Exercício proposto
Repita todas as linhas abaixo sem nenhuma alteração, deixando as imagens de fora.

Registros
======
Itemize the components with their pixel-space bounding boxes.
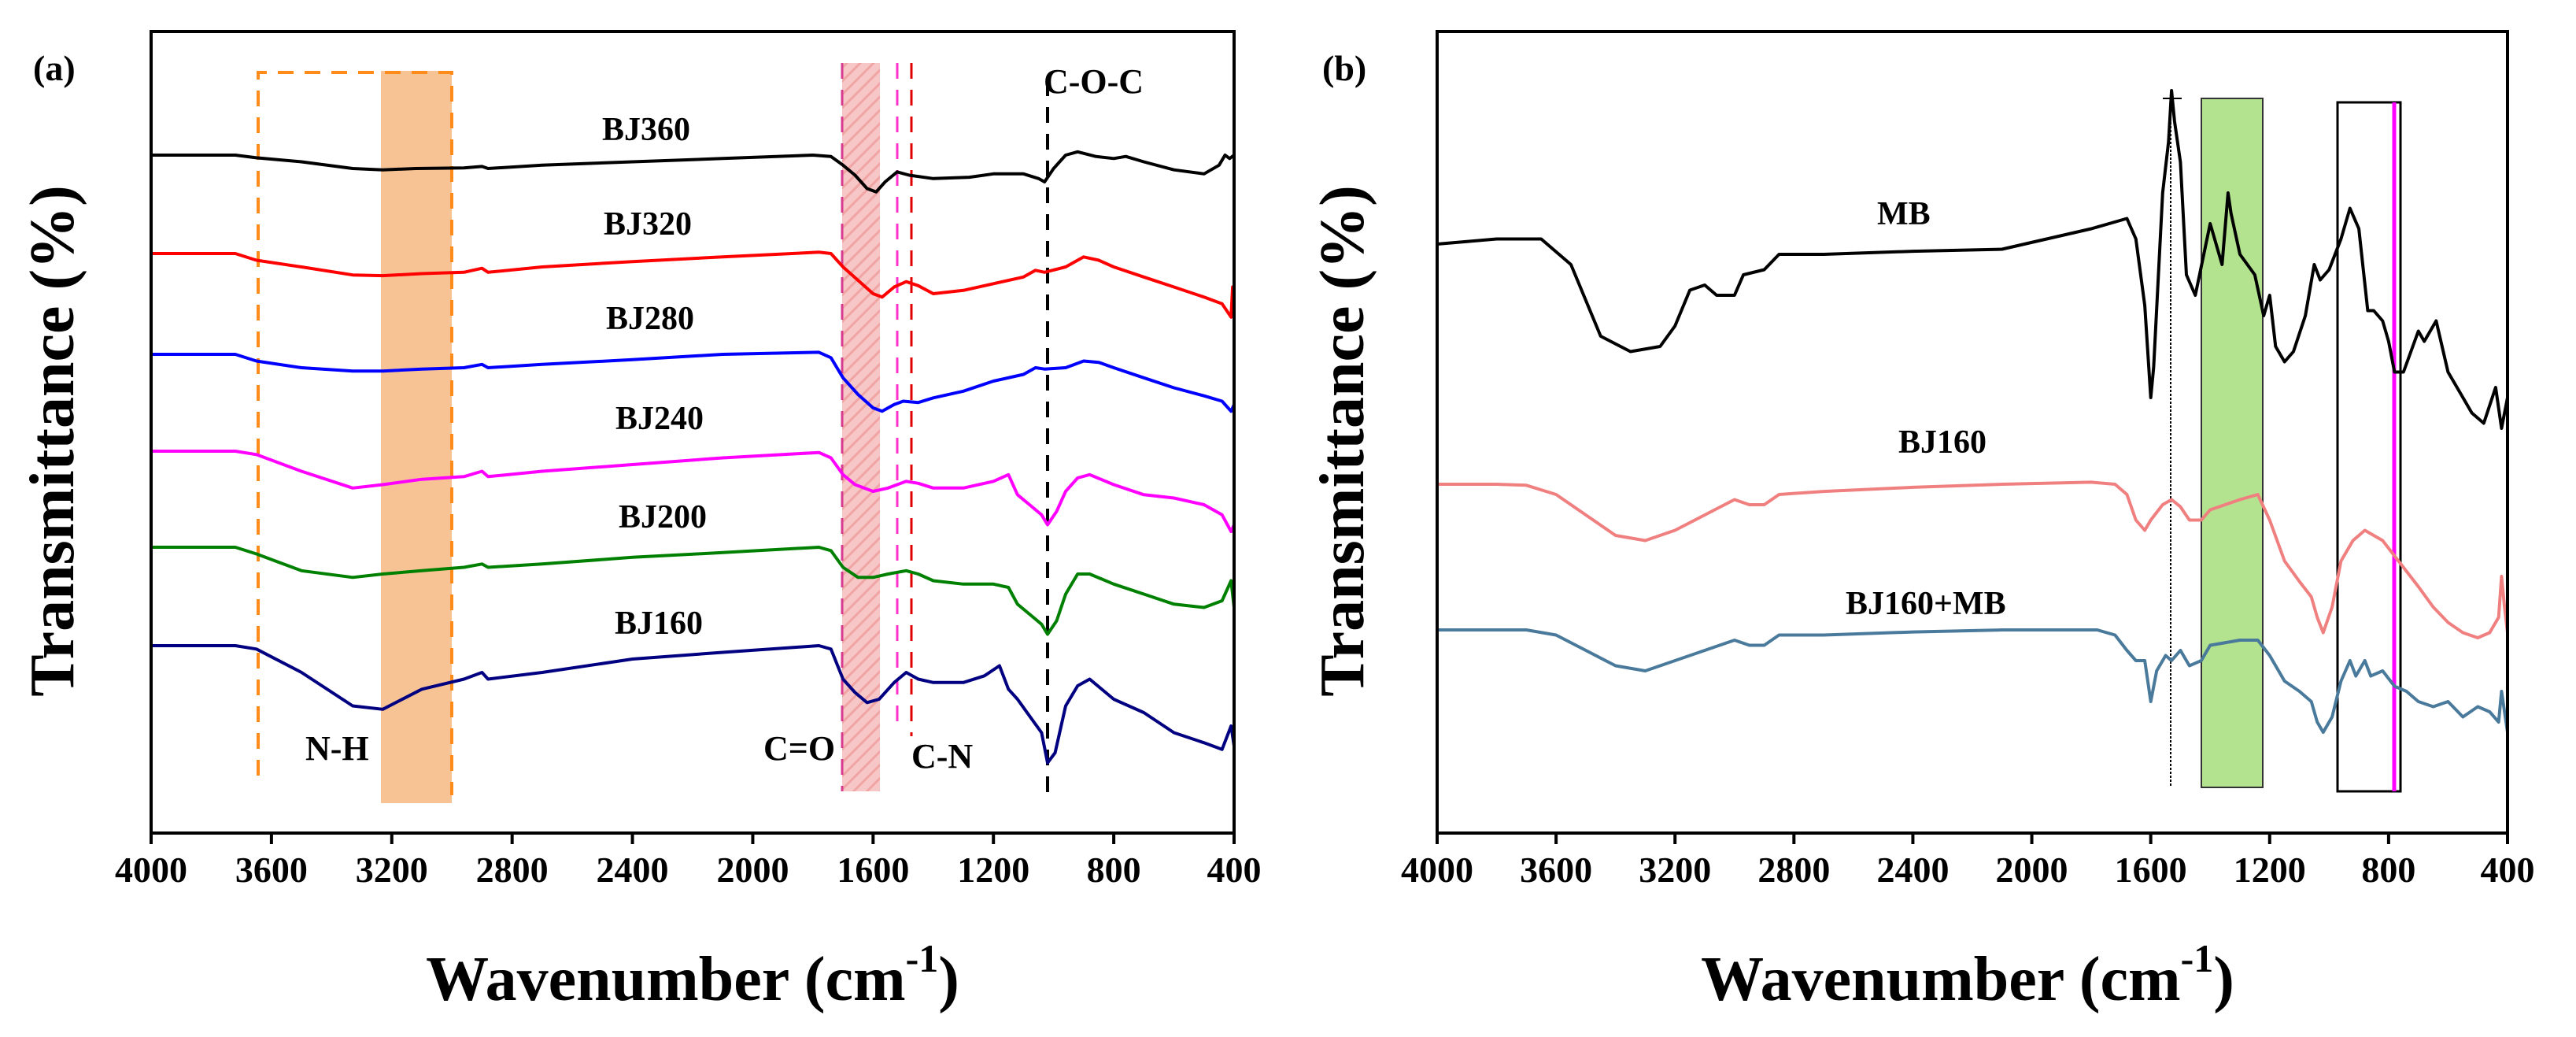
label-bj160-b: BJ160 (1898, 424, 1987, 461)
x-tick-label: 3600 (235, 850, 308, 890)
panel-a-x-axis-title-main: Wavenumber (cm (426, 945, 906, 1014)
annotation-cn: C-N (911, 737, 973, 776)
label-bj200: BJ200 (619, 499, 707, 535)
x-tick-label: 2000 (716, 850, 789, 890)
annotation-nh: N-H (305, 729, 369, 768)
x-tick-label: 2400 (597, 850, 669, 890)
x-tick-label: 1200 (957, 850, 1029, 890)
x-tick-label: 800 (2361, 850, 2415, 890)
series-line-bj280 (151, 350, 1236, 413)
x-tick-label: 4000 (1401, 850, 1473, 890)
x-tick-label: 3200 (1639, 850, 1711, 890)
x-tick-label: 1200 (2234, 850, 2306, 890)
x-tick-label: 2800 (476, 850, 549, 890)
x-tick-label: 400 (1207, 850, 1262, 890)
panel-b-x-axis-title-sup: -1 (2181, 936, 2214, 980)
series-line-bj160-mb (1437, 628, 2509, 734)
series-line-bj360 (151, 150, 1236, 194)
series-line-bj160 (151, 644, 1236, 765)
label-bj320: BJ320 (604, 206, 692, 243)
panel-a-ticks: 4000 3600 3200 2800 2400 2000 1600 1200 800 400 (115, 833, 1262, 890)
series-line-mb (1436, 89, 2509, 430)
x-tick-label: 400 (2481, 850, 2535, 890)
black-box-highlight (2336, 101, 2402, 793)
series-line-bj240 (151, 450, 1236, 533)
series-line-bj160 (1437, 480, 2509, 639)
panel-a-x-axis-title-sup: -1 (906, 936, 939, 980)
series-line-bj200 (151, 546, 1236, 636)
x-tick-label: 2400 (1876, 850, 1949, 890)
annotation-coc: C-O-C (1044, 62, 1144, 101)
panel-a-x-axis-title: Wavenumber (cm-1) (426, 936, 959, 1014)
label-bj240: BJ240 (615, 401, 704, 437)
panel-b: (b) MB BJ160 BJ160+MB 4000 3600 3200 2800 24… (1308, 30, 2535, 1014)
label-bj360: BJ360 (602, 112, 690, 148)
panel-b-ticks: 4000 3600 3200 2800 2400 2000 1600 1200 800 400 (1401, 833, 2535, 890)
panel-b-x-axis-title-main: Wavenumber (cm (1701, 945, 2181, 1014)
co-band-highlight (842, 63, 880, 791)
x-tick-label: 4000 (115, 850, 187, 890)
label-bj280: BJ280 (606, 301, 694, 337)
panel-a-y-axis-title: Transmittance (%) (18, 185, 87, 697)
annotation-co: C=O (763, 729, 835, 768)
panel-b-frame (1436, 30, 2509, 835)
panel-b-x-axis-title: Wavenumber (cm-1) (1701, 936, 2234, 1014)
panel-a-series (151, 150, 1236, 765)
x-tick-label: 800 (1087, 850, 1141, 890)
label-bj160-a: BJ160 (615, 606, 703, 642)
panel-a-label: (a) (33, 48, 76, 88)
nh-dashed-bracket (257, 71, 453, 795)
label-mb: MB (1877, 196, 1931, 232)
panel-a-frame (150, 30, 1236, 835)
x-tick-label: 1600 (2115, 850, 2187, 890)
panel-b-y-axis-title: Transmittance (%) (1308, 185, 1377, 697)
x-tick-label: 2800 (1757, 850, 1830, 890)
nh-band-highlight (381, 71, 452, 803)
panel-b-series (1436, 89, 2509, 734)
x-tick-label: 3600 (1520, 850, 1592, 890)
series-line-bj320 (151, 250, 1236, 319)
panel-b-label: (b) (1322, 48, 1366, 88)
green-band-highlight (2201, 98, 2263, 787)
x-tick-label: 2000 (1996, 850, 2068, 890)
panel-a: (a) BJ360 BJ320 BJ280 BJ240 BJ200 BJ160 … (18, 30, 1262, 1014)
label-bj160-mb: BJ160+MB (1846, 586, 2006, 622)
panel-b-x-axis-title-close: ) (2213, 945, 2234, 1014)
panel-a-x-axis-title-close: ) (938, 945, 959, 1014)
x-tick-label: 3200 (356, 850, 428, 890)
x-tick-label: 1600 (837, 850, 909, 890)
green-band-border (2201, 98, 2264, 788)
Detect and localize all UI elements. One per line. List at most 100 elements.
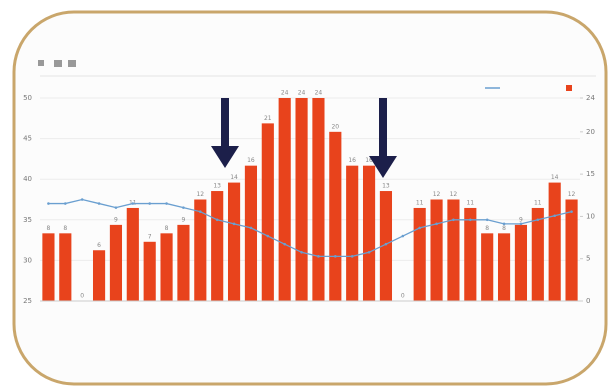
======
Tarefa concluída
Itemize the components with their pixel-space bounding boxes.
label-bj160-b: BJ160 (1898, 424, 1987, 461)
x-tick-label: 3600 (235, 850, 308, 890)
panel-a-x-axis-title-main: Wavenumber (cm (426, 945, 906, 1014)
annotation-cn: C-N (911, 737, 973, 776)
label-bj200: BJ200 (619, 499, 707, 535)
x-tick-label: 2000 (716, 850, 789, 890)
annotation-nh: N-H (305, 729, 369, 768)
x-tick-label: 2400 (597, 850, 669, 890)
x-tick-label: 1200 (957, 850, 1029, 890)
x-tick-label: 800 (2361, 850, 2415, 890)
series-line-bj280 (151, 350, 1236, 413)
x-tick-label: 4000 (1401, 850, 1473, 890)
x-tick-label: 3200 (1639, 850, 1711, 890)
x-tick-label: 1200 (2234, 850, 2306, 890)
x-tick-label: 2800 (476, 850, 549, 890)
x-tick-label: 400 (1207, 850, 1262, 890)
panel-b-x-axis-title-sup: -1 (2181, 936, 2214, 980)
series-line-bj160-mb (1437, 628, 2509, 734)
series-line-bj360 (151, 150, 1236, 194)
series-line-bj160 (151, 644, 1236, 765)
label-bj320: BJ320 (604, 206, 692, 243)
panel-a-ticks: 4000 3600 3200 2800 2400 2000 1600 1200 800 400 (115, 833, 1262, 890)
series-line-mb (1436, 89, 2509, 430)
x-tick-label: 400 (2481, 850, 2535, 890)
black-box-highlight (2336, 101, 2402, 793)
series-line-bj240 (151, 450, 1236, 533)
series-line-bj160 (1437, 480, 2509, 639)
panel-a-x-axis-title-sup: -1 (906, 936, 939, 980)
series-line-bj200 (151, 546, 1236, 636)
x-tick-label: 2400 (1876, 850, 1949, 890)
annotation-coc: C-O-C (1044, 62, 1144, 101)
panel-a-x-axis-title: Wavenumber (cm-1) (426, 936, 959, 1014)
label-bj240: BJ240 (615, 401, 704, 437)
panel-b: (b) MB BJ160 BJ160+MB 4000 3600 3200 2800 24… (1308, 30, 2535, 1014)
label-bj360: BJ360 (602, 112, 690, 148)
panel-b-ticks: 4000 3600 3200 2800 2400 2000 1600 1200 800 400 (1401, 833, 2535, 890)
panel-b-x-axis-title-main: Wavenumber (cm (1701, 945, 2181, 1014)
co-band-highlight (842, 63, 880, 791)
x-tick-label: 4000 (115, 850, 187, 890)
label-bj280: BJ280 (606, 301, 694, 337)
panel-a-y-axis-title: Transmittance (%) (18, 185, 87, 697)
annotation-co: C=O (763, 729, 835, 768)
panel-b-frame (1436, 30, 2509, 835)
panel-b-x-axis-title: Wavenumber (cm-1) (1701, 936, 2234, 1014)
panel-a-series (151, 150, 1236, 765)
x-tick-label: 800 (1087, 850, 1141, 890)
label-bj160-a: BJ160 (615, 606, 703, 642)
panel-a-label: (a) (33, 48, 76, 88)
nh-dashed-bracket (257, 71, 453, 795)
label-mb: MB (1877, 196, 1931, 232)
panel-a-frame (150, 30, 1236, 835)
x-tick-label: 1600 (2115, 850, 2187, 890)
panel-b-y-axis-title: Transmittance (%) (1308, 185, 1377, 697)
x-tick-label: 2800 (1757, 850, 1830, 890)
nh-band-highlight (381, 71, 452, 803)
panel-b-series (1436, 89, 2509, 734)
x-tick-label: 3600 (1520, 850, 1592, 890)
series-line-bj320 (151, 250, 1236, 319)
panel-b-label: (b) (1322, 48, 1366, 88)
green-band-highlight (2201, 98, 2263, 787)
x-tick-label: 2000 (1996, 850, 2068, 890)
panel-a: (a) BJ360 BJ320 BJ280 BJ240 BJ200 BJ160 … (18, 30, 1262, 1014)
label-bj160-mb: BJ160+MB (1846, 586, 2006, 622)
panel-b-x-axis-title-close: ) (2213, 945, 2234, 1014)
panel-a-x-axis-title-close: ) (938, 945, 959, 1014)
x-tick-label: 3200 (356, 850, 428, 890)
x-tick-label: 1600 (837, 850, 909, 890)
green-band-border (2201, 98, 2264, 788)
Detect and localize all UI elements. One per line. List at most 100 elements.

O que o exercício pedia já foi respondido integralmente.